(Dataset entries)
□ □ □ □ □

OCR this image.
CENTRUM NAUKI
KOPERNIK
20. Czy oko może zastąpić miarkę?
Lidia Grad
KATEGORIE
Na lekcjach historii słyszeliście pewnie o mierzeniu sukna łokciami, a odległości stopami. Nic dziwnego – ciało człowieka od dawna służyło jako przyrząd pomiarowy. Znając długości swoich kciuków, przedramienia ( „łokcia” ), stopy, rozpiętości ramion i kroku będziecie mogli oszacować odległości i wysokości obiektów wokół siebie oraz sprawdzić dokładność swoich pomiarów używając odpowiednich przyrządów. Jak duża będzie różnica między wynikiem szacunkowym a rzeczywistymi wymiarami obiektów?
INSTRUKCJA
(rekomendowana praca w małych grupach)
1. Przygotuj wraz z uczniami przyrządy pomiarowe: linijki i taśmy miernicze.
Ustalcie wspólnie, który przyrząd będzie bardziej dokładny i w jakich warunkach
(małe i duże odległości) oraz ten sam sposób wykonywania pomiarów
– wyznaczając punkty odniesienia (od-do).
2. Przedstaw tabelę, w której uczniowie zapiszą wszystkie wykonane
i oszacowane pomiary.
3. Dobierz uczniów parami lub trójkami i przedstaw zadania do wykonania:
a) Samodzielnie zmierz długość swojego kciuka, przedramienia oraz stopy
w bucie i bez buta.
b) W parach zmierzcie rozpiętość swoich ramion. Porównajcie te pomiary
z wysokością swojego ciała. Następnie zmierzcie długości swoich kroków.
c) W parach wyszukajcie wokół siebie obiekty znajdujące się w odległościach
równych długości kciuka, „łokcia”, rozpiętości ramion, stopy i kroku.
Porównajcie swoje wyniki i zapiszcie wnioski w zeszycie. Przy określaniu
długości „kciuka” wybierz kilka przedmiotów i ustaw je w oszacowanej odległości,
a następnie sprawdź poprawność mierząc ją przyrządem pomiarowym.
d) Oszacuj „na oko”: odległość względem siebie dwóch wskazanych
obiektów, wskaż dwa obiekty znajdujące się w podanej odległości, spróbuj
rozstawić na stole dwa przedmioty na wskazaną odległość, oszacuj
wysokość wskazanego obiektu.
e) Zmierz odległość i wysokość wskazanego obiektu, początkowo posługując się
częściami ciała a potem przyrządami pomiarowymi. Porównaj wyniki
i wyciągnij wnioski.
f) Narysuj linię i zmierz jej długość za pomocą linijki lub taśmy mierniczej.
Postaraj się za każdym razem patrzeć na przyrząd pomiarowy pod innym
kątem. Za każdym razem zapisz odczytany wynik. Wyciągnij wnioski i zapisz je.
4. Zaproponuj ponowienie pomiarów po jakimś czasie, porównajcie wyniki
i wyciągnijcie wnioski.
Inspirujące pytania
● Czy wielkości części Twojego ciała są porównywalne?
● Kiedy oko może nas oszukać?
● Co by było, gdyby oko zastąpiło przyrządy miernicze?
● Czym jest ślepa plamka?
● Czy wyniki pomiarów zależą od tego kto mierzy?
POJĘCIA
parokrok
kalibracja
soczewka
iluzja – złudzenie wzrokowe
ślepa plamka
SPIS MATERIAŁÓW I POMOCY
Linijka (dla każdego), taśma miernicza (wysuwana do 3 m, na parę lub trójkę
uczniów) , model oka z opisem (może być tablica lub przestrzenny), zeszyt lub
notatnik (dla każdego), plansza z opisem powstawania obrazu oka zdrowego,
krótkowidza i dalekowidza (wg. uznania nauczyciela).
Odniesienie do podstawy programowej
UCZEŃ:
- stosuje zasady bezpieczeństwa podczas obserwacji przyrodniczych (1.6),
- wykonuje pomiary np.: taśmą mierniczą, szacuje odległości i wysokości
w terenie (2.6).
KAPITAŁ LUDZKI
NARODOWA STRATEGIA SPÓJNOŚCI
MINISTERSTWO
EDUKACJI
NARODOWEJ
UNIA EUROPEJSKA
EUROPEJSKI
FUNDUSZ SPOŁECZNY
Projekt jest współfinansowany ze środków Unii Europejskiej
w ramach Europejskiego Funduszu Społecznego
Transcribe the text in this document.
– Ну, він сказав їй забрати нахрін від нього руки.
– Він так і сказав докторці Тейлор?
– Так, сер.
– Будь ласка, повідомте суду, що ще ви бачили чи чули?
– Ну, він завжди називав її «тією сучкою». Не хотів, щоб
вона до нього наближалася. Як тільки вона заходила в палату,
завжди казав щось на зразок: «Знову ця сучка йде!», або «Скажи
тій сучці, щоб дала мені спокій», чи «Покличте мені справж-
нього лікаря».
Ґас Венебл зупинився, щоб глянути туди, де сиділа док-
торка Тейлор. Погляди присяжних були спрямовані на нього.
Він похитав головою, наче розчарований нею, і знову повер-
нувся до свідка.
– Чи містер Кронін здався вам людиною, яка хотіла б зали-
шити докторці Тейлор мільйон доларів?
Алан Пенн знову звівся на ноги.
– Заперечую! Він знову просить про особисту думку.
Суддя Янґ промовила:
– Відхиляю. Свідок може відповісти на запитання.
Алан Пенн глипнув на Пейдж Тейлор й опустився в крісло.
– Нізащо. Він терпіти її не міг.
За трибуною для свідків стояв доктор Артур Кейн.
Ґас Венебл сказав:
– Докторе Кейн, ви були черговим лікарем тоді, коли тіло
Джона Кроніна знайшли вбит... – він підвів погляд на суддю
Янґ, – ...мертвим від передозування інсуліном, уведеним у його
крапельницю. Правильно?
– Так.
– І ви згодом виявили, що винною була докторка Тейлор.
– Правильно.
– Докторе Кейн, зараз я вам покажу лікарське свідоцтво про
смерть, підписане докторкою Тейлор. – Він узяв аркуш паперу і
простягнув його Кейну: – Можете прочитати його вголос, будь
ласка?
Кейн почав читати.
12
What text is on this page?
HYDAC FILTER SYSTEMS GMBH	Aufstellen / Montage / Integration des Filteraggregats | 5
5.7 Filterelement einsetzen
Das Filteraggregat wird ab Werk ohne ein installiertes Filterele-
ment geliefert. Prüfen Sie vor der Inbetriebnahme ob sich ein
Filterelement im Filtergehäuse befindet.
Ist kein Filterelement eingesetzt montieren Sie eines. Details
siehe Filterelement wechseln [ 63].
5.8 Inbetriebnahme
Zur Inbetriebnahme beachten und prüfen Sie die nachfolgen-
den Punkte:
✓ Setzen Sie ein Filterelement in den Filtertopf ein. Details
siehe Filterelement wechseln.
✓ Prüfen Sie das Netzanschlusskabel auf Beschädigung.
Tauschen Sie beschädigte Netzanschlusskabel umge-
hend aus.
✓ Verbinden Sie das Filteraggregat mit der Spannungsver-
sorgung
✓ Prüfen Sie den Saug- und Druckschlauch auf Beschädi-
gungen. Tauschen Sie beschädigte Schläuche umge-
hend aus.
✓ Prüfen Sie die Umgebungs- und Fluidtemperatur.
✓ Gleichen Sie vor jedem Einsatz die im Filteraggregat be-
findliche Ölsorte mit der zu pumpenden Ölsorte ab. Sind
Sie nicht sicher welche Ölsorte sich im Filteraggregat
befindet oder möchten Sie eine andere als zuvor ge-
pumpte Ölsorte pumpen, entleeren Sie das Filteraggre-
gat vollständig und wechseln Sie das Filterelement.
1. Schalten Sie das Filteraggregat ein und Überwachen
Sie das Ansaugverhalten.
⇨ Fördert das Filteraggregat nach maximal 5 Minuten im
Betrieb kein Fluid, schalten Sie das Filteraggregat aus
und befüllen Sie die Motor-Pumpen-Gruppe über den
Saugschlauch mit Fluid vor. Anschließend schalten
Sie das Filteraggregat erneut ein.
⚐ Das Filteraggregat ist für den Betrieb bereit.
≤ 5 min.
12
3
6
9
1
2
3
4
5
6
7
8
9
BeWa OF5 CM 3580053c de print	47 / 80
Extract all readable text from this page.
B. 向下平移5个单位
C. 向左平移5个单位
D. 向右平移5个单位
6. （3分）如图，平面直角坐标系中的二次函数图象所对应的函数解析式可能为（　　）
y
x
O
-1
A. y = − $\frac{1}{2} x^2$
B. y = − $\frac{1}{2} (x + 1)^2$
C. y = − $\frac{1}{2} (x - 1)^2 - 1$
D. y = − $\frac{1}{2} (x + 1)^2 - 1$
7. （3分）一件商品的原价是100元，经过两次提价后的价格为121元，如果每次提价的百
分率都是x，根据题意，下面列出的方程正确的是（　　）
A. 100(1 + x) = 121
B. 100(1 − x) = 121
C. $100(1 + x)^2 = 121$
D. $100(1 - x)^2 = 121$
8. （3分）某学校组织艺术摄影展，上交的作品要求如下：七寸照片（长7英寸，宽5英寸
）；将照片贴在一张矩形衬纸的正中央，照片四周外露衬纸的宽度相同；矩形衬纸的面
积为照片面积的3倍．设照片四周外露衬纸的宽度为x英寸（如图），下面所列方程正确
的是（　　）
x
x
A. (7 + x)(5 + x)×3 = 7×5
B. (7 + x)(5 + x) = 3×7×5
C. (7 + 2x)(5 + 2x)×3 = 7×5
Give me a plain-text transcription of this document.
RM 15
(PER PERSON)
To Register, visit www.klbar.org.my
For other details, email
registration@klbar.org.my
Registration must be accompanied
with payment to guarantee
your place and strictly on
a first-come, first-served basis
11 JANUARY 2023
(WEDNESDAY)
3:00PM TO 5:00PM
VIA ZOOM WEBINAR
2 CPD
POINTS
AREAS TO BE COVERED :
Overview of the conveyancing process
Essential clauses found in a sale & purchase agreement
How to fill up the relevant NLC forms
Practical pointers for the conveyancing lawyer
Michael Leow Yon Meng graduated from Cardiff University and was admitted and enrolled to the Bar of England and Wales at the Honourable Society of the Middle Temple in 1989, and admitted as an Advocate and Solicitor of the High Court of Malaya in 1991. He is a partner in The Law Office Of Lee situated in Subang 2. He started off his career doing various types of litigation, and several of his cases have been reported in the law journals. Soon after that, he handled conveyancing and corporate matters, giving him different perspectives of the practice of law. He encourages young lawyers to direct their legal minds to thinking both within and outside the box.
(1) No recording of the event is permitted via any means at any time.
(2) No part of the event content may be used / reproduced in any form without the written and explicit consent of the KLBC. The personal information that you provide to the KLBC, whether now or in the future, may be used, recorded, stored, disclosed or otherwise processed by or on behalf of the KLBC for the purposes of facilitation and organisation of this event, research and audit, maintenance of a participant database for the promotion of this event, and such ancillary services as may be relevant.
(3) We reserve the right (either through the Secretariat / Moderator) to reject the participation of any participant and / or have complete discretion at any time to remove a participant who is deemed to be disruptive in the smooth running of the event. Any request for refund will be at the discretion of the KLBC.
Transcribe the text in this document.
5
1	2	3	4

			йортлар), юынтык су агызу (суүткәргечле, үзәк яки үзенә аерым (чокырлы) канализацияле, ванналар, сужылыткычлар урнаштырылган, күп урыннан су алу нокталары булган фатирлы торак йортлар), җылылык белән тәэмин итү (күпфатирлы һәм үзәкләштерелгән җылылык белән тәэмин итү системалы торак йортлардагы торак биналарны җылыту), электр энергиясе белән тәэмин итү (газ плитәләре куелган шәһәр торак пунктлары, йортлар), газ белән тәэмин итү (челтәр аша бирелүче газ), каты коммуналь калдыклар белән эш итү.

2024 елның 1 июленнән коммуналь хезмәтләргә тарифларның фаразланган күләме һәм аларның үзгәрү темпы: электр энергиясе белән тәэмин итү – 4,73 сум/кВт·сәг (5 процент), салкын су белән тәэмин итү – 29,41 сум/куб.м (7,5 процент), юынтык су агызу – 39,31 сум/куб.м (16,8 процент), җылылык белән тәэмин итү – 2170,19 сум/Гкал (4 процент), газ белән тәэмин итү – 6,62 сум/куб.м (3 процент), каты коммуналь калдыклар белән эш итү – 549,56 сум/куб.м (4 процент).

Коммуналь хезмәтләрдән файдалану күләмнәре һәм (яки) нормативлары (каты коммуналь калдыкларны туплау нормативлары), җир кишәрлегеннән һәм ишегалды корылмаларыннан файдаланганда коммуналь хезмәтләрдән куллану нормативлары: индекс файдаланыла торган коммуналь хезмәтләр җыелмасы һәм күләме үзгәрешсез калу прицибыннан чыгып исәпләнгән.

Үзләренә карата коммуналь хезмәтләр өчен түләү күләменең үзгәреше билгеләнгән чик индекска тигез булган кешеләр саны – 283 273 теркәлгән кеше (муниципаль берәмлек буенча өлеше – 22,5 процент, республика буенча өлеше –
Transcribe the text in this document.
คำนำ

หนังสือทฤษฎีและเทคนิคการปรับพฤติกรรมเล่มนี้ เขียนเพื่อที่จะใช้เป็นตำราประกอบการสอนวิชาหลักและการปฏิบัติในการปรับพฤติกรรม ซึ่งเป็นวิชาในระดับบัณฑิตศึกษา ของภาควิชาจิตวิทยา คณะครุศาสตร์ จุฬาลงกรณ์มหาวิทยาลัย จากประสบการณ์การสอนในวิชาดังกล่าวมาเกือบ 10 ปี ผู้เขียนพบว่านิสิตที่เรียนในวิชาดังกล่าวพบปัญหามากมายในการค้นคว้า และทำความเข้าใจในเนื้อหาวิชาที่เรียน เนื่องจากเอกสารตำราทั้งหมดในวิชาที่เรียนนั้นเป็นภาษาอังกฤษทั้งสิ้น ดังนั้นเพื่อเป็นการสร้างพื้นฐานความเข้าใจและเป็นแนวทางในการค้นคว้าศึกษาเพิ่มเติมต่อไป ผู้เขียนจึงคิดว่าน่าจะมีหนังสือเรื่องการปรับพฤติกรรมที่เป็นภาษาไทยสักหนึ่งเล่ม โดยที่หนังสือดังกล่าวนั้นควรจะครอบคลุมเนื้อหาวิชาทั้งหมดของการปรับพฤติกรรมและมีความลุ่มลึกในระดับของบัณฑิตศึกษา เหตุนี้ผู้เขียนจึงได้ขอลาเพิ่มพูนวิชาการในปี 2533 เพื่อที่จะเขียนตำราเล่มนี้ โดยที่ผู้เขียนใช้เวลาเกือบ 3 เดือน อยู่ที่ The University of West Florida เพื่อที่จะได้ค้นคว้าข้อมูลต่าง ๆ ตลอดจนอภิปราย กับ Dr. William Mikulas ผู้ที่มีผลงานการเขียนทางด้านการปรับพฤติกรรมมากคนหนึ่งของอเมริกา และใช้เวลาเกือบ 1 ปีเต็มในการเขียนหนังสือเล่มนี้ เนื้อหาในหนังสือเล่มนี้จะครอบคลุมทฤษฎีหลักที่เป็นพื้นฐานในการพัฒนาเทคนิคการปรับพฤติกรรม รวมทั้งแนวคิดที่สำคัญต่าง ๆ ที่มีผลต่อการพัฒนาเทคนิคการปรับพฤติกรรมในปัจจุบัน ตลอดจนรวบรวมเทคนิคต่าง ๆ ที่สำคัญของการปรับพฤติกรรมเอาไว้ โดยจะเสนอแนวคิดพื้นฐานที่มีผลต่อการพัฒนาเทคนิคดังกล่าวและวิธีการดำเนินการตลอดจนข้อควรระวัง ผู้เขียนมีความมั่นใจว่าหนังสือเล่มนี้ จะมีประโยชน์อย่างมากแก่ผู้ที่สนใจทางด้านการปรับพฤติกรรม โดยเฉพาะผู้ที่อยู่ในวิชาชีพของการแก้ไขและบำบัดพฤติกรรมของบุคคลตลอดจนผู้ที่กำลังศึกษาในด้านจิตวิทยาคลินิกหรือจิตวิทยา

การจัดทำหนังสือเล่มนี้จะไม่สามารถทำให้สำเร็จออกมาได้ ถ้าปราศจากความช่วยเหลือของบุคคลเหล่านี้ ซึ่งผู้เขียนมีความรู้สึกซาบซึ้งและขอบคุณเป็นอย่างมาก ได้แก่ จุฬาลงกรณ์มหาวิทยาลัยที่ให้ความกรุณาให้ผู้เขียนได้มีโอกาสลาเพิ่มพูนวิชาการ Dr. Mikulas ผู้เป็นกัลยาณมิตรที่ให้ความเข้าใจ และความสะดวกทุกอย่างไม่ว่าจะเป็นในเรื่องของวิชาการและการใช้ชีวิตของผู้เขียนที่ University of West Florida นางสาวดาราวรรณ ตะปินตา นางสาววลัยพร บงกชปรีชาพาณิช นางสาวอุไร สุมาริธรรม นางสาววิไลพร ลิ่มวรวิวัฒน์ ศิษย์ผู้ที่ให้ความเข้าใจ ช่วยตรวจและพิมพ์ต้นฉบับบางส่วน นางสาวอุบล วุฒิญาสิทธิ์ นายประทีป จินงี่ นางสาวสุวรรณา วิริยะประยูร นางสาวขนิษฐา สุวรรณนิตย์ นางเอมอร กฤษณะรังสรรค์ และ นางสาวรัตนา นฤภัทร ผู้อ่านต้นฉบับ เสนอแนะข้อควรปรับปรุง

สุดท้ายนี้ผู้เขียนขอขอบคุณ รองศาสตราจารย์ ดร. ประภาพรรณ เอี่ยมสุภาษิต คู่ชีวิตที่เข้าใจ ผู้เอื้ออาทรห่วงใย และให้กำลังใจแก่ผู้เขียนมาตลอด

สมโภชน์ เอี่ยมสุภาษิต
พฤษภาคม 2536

□ □ □ □ □

§ Task goal
Identify each line containing the string "Inbetriebnahme" and copy it out.

§ Task solution
ment geliefert. Prüfen Sie vor der Inbetriebnahme ob sich ein
5.8 Inbetriebnahme
Zur Inbetriebnahme beachten und prüfen Sie die nachfolgen-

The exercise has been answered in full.